**What needs to be done**
Extract every line of the records below and reproduce each one verbatim, with no changes.

#### Records shown

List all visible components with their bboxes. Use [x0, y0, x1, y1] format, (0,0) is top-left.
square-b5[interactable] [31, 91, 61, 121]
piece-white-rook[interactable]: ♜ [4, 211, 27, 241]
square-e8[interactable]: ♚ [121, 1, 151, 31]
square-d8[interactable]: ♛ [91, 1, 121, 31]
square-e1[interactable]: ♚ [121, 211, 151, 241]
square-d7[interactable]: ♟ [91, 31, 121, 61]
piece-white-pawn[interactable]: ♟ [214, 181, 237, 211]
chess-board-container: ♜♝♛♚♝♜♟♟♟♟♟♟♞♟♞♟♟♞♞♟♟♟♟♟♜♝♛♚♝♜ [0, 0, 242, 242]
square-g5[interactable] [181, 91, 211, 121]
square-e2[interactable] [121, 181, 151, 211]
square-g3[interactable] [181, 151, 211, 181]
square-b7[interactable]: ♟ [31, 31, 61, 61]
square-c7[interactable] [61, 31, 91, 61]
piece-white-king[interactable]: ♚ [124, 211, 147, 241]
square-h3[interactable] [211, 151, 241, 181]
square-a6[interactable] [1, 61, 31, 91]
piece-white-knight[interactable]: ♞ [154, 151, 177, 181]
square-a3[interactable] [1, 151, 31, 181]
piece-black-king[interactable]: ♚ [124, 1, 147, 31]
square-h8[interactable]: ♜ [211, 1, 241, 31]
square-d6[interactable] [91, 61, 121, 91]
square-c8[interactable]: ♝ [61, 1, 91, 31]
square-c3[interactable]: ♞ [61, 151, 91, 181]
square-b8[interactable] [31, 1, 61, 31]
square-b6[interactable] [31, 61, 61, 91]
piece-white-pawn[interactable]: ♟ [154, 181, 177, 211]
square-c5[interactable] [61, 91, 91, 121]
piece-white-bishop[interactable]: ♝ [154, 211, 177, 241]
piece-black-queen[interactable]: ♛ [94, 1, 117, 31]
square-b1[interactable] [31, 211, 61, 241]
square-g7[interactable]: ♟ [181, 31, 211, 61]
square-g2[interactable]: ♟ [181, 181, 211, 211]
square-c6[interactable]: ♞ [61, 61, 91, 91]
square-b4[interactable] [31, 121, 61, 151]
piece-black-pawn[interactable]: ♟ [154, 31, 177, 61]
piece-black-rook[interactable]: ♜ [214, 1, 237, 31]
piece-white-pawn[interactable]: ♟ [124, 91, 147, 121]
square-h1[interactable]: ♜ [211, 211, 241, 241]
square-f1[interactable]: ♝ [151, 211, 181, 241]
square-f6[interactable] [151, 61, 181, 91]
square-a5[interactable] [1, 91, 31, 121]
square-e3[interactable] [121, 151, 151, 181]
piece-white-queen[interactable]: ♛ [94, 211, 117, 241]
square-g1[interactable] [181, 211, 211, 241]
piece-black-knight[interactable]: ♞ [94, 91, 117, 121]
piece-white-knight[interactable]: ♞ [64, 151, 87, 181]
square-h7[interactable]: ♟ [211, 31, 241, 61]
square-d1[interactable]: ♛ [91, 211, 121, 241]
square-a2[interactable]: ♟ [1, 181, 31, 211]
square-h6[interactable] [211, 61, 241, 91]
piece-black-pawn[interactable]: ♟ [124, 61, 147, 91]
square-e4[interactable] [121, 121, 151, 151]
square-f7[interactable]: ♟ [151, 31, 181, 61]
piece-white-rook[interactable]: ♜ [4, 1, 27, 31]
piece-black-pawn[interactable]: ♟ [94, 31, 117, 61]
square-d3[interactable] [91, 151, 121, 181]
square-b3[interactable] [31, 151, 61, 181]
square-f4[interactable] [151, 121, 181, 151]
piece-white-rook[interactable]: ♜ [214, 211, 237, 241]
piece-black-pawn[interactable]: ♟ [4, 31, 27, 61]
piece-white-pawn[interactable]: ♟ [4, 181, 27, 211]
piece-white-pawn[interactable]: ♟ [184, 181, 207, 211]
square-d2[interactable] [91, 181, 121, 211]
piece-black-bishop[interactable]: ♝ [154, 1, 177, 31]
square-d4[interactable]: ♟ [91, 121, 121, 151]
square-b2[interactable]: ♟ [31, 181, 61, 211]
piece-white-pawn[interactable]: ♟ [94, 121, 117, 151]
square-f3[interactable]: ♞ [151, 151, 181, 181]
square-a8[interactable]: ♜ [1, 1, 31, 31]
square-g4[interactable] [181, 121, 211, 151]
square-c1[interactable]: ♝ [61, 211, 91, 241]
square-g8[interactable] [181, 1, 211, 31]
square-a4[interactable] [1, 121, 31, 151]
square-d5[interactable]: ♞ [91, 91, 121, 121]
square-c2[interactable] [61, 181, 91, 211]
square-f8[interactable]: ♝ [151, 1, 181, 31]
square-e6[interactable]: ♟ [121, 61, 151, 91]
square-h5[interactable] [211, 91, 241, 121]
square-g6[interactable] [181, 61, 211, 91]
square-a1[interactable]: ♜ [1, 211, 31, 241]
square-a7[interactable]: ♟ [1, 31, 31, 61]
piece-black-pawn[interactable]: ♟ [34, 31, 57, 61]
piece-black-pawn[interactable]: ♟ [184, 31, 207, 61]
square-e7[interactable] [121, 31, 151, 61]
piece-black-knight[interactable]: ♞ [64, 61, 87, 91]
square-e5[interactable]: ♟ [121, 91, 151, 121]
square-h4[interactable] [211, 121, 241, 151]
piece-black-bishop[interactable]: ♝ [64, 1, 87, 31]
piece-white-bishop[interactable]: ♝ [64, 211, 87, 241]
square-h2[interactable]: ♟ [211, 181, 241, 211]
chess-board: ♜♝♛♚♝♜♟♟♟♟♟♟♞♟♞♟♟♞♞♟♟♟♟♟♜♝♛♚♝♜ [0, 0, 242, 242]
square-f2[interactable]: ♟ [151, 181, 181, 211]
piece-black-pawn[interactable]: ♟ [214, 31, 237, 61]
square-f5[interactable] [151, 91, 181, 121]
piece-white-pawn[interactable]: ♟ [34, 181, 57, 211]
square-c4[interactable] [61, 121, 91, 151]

########

**Written response**
List all visible components with their bboxes. Use [x0, y0, x1, y1] format, (0,0) is top-left.
square-b5[interactable] [31, 91, 61, 121]
piece-white-rook[interactable]: ♜ [4, 211, 27, 241]
square-e8[interactable]: ♚ [121, 1, 151, 31]
square-d8[interactable]: ♛ [91, 1, 121, 31]
square-e1[interactable]: ♚ [121, 211, 151, 241]
square-d7[interactable]: ♟ [91, 31, 121, 61]
piece-white-pawn[interactable]: ♟ [214, 181, 237, 211]
chess-board-container: ♜♝♛♚♝♜♟♟♟♟♟♟♞♟♞♟♟♞♞♟♟♟♟♟♜♝♛♚♝♜ [0, 0, 242, 242]
square-g5[interactable] [181, 91, 211, 121]
square-e2[interactable] [121, 181, 151, 211]
square-g3[interactable] [181, 151, 211, 181]
square-b7[interactable]: ♟ [31, 31, 61, 61]
square-c7[interactable] [61, 31, 91, 61]
piece-white-king[interactable]: ♚ [124, 211, 147, 241]
square-h3[interactable] [211, 151, 241, 181]
square-a6[interactable] [1, 61, 31, 91]
piece-white-knight[interactable]: ♞ [154, 151, 177, 181]
square-a3[interactable] [1, 151, 31, 181]
piece-black-king[interactable]: ♚ [124, 1, 147, 31]
square-h8[interactable]: ♜ [211, 1, 241, 31]
square-d6[interactable] [91, 61, 121, 91]
square-c8[interactable]: ♝ [61, 1, 91, 31]
square-c3[interactable]: ♞ [61, 151, 91, 181]
square-b8[interactable] [31, 1, 61, 31]
square-b6[interactable] [31, 61, 61, 91]
piece-white-pawn[interactable]: ♟ [154, 181, 177, 211]
square-c5[interactable] [61, 91, 91, 121]
piece-white-bishop[interactable]: ♝ [154, 211, 177, 241]
piece-black-queen[interactable]: ♛ [94, 1, 117, 31]
square-b1[interactable] [31, 211, 61, 241]
square-g7[interactable]: ♟ [181, 31, 211, 61]
square-g2[interactable]: ♟ [181, 181, 211, 211]
square-c6[interactable]: ♞ [61, 61, 91, 91]
square-b4[interactable] [31, 121, 61, 151]
piece-black-pawn[interactable]: ♟ [154, 31, 177, 61]
piece-black-rook[interactable]: ♜ [214, 1, 237, 31]
piece-white-pawn[interactable]: ♟ [124, 91, 147, 121]
square-h1[interactable]: ♜ [211, 211, 241, 241]
square-f1[interactable]: ♝ [151, 211, 181, 241]
square-f6[interactable] [151, 61, 181, 91]
square-a5[interactable] [1, 91, 31, 121]
square-e3[interactable] [121, 151, 151, 181]
piece-white-queen[interactable]: ♛ [94, 211, 117, 241]
square-g1[interactable] [181, 211, 211, 241]
piece-black-knight[interactable]: ♞ [94, 91, 117, 121]
piece-white-knight[interactable]: ♞ [64, 151, 87, 181]
square-h7[interactable]: ♟ [211, 31, 241, 61]
square-d1[interactable]: ♛ [91, 211, 121, 241]
square-a2[interactable]: ♟ [1, 181, 31, 211]
square-h6[interactable] [211, 61, 241, 91]
piece-black-pawn[interactable]: ♟ [124, 61, 147, 91]
square-e4[interactable] [121, 121, 151, 151]
square-f7[interactable]: ♟ [151, 31, 181, 61]
piece-white-rook[interactable]: ♜ [4, 1, 27, 31]
piece-black-pawn[interactable]: ♟ [94, 31, 117, 61]
square-d3[interactable] [91, 151, 121, 181]
square-b3[interactable] [31, 151, 61, 181]
square-f4[interactable] [151, 121, 181, 151]
piece-white-rook[interactable]: ♜ [214, 211, 237, 241]
piece-black-pawn[interactable]: ♟ [4, 31, 27, 61]
piece-white-pawn[interactable]: ♟ [4, 181, 27, 211]
piece-white-pawn[interactable]: ♟ [184, 181, 207, 211]
square-d2[interactable] [91, 181, 121, 211]
piece-black-bishop[interactable]: ♝ [154, 1, 177, 31]
square-d4[interactable]: ♟ [91, 121, 121, 151]
square-b2[interactable]: ♟ [31, 181, 61, 211]
piece-white-pawn[interactable]: ♟ [94, 121, 117, 151]
square-f3[interactable]: ♞ [151, 151, 181, 181]
square-a8[interactable]: ♜ [1, 1, 31, 31]
square-g4[interactable] [181, 121, 211, 151]
square-c1[interactable]: ♝ [61, 211, 91, 241]
square-g8[interactable] [181, 1, 211, 31]
square-a4[interactable] [1, 121, 31, 151]
square-d5[interactable]: ♞ [91, 91, 121, 121]
square-c2[interactable] [61, 181, 91, 211]
square-f8[interactable]: ♝ [151, 1, 181, 31]
square-e6[interactable]: ♟ [121, 61, 151, 91]
square-h5[interactable] [211, 91, 241, 121]
square-g6[interactable] [181, 61, 211, 91]
square-a1[interactable]: ♜ [1, 211, 31, 241]
square-a7[interactable]: ♟ [1, 31, 31, 61]
piece-black-pawn[interactable]: ♟ [34, 31, 57, 61]
piece-black-pawn[interactable]: ♟ [184, 31, 207, 61]
square-e7[interactable] [121, 31, 151, 61]
piece-black-knight[interactable]: ♞ [64, 61, 87, 91]
square-e5[interactable]: ♟ [121, 91, 151, 121]
square-h4[interactable] [211, 121, 241, 151]
piece-black-bishop[interactable]: ♝ [64, 1, 87, 31]
piece-white-bishop[interactable]: ♝ [64, 211, 87, 241]
square-h2[interactable]: ♟ [211, 181, 241, 211]
chess-board: ♜♝♛♚♝♜♟♟♟♟♟♟♞♟♞♟♟♞♞♟♟♟♟♟♜♝♛♚♝♜ [0, 0, 242, 242]
square-f2[interactable]: ♟ [151, 181, 181, 211]
piece-black-pawn[interactable]: ♟ [214, 31, 237, 61]
square-f5[interactable] [151, 91, 181, 121]
piece-white-pawn[interactable]: ♟ [34, 181, 57, 211]
square-c4[interactable] [61, 121, 91, 151]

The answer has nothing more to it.